- [本文抜粋]:
プライド
最近の世間をびっくりさせたニュースの一つに、厚生労働省の局長の事件での検事の証拠隠滅事件があります。大阪地検の特捜部長までもが、そのことを知りながら流そうとしたようです。刑事事件の真実を追究しなくてはいけないはずの検察がこのようなことをするのは、前代未聞のとんでもない事件です。
なぜこの様な事件が起こったのかを検証してみました。それは、世の中で一般的に権威のある職についている人に生じやすい反応であると私は考えます。刑事事件では起訴されるとほぼ90数%位の確率で有罪になると言われています。その数%の無罪になった事件を担当した検事は左遷され、出世をあきらめることが多いそうです。検察は間違わない、間違うわけにはいかないとの認識があるからこのようなことが起きるのです。人間がすることですから誰でも間違うことはあります。捜査段階で冤罪であることに気がついたら、素直に謝って真実を伝えるべきなのです。この事件をきっかけに検察庁が変わってくれることを祈っています。

- [提供データ]:

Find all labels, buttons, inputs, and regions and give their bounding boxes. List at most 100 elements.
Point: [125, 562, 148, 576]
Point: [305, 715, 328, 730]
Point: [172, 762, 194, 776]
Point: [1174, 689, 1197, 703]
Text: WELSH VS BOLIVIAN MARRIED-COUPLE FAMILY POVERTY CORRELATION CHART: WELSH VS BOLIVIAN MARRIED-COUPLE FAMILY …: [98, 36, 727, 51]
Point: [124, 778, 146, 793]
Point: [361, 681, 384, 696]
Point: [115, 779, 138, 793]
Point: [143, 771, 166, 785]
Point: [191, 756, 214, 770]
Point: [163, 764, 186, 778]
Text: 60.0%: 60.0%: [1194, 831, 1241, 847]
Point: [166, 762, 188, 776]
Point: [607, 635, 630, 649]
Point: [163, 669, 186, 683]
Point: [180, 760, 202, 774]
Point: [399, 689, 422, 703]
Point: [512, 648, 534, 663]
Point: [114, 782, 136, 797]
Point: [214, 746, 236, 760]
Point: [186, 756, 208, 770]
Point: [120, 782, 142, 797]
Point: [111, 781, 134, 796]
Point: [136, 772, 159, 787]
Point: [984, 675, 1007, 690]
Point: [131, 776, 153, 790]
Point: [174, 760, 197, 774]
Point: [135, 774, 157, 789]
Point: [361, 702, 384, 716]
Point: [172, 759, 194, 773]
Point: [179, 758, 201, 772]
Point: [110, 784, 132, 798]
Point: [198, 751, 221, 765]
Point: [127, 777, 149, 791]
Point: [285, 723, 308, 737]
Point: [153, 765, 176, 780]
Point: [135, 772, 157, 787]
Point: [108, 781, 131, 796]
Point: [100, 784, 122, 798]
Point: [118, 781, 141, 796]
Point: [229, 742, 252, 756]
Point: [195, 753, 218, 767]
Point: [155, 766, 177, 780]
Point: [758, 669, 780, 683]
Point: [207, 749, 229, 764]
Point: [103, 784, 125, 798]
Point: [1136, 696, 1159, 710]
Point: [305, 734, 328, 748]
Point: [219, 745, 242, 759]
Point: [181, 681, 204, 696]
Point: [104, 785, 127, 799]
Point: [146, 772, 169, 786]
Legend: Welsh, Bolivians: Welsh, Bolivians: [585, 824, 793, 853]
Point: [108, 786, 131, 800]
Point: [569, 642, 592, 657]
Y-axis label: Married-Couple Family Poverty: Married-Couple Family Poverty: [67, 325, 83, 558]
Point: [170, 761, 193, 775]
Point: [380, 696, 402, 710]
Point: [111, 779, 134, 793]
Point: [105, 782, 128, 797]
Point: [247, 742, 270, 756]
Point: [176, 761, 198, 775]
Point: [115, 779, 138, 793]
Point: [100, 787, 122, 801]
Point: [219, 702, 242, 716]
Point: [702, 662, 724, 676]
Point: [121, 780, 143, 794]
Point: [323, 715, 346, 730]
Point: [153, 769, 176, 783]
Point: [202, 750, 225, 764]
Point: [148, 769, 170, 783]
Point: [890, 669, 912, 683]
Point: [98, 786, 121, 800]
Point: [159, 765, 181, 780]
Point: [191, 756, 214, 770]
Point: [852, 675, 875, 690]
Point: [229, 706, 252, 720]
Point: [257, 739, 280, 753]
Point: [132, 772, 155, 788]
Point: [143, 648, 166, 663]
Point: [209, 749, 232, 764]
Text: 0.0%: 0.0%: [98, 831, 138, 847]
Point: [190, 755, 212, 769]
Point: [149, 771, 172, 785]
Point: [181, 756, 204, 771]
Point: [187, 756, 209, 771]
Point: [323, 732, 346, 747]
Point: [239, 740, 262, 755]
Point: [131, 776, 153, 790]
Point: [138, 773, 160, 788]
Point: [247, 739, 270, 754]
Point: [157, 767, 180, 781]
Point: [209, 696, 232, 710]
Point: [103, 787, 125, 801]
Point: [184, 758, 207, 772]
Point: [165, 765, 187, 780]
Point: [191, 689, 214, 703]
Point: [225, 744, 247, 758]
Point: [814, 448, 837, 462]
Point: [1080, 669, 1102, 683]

- [取り組む課題]:
[1] 証拠隠滅事件についての文章の「なぜこの様な事件が起こったの」から「てくれることを祈っています。」までの部分を、そのまま書き写してください。
[2] 証拠隠滅事件についての文章に出てくる役職名をすべて挙げてください。
[3] 証拠隠滅事件についての文章の続きを、最後の文の後から書いてください。
エントリは証拠隠滅事件についての文章とは関係がありません。

- [解答]:
[1]
なぜこの様な事件が起こったのかを検証してみました。それは、世の中で一般的に権威のある職についている人に生じやすい反応であると私は考えます。刑事事件では起訴されるとほぼ90数%位の確率で有罪になると言われています。その数%の無罪になった事件を担当した検事は左遷され、出世をあきらめることが多いそうです。検察は間違わない、間違うわけにはいかないとの認識があるからこのようなことが起きるのです。人間がすることですから誰でも間違うことはあります。捜査段階で冤罪であることに気がついたら、素直に謝って真実を伝えるべきなのです。この事件をきっかけに検察庁が変わってくれることを祈っています。

[2] 局長、検事、特捜部長

[3]
この様な出来事は検察庁だけの心理ではありません。かつて医学界でも同じようなことを行っていました。医者の中でも特に権威のある病院の医師や名の知れた医師は間違いがない、間違うわけにはいかないとの認識から真実を伝えない傾向にありました。しかし、マスコミを初めとする世論に散々叩かれて、今では多くの有名な病院の医療ミスも早く認める傾向になってきました。世論の行き過ぎた批判の中で萎縮医療になる場合もありますが、やがてたどり着くあるべき患者さんと医者の関係になる過程だと思っています。
法曹界や医学界だけではありません。役人や会社員の世界でも地位のある人の発言には、間違っていても下のものが否定できない傾向にあると思いますが、ここで権威のある人達に考えてもらいたいのは、自分の過ちを認めて誤ることは決して自分にマイナスにならず、むしろプラスになる世の中になってきたということです。部下や世間の人が尊敬するのは、真実を追究して自分に判断ミスがあれば早く認めて軌道修正する人です。世の中は大きく変わろうとしています。いろいろな状況に応じて的確に判断できる人をリーダーとして求めています。
かつての私自身も同じような深層心理があったように思います。いろいろな経験をして自分自身が変わってきて、今ではかなり素直に自分の過ちを認めることが出来るようになりました。こうなって見ると私に権威的に圧力をかける人に対しては、愚かな人だと軽くかわすことが出来るようになりました。大人の対応でその場を収めて、心の中であなたは古い世界で生きて行きなさいと思えるようになりました。
人間は親から貰った性格的な遺伝子は変わりませんが、環境に適応する能力は持っています。その能力こそがこれからのリーダーには必要と考えます。上の幹部だけの会議では何も建設的な意見はでません。末端で働く人やユーザーの意見や要望にこそ、その組織が大きく改革できるヒントがあります。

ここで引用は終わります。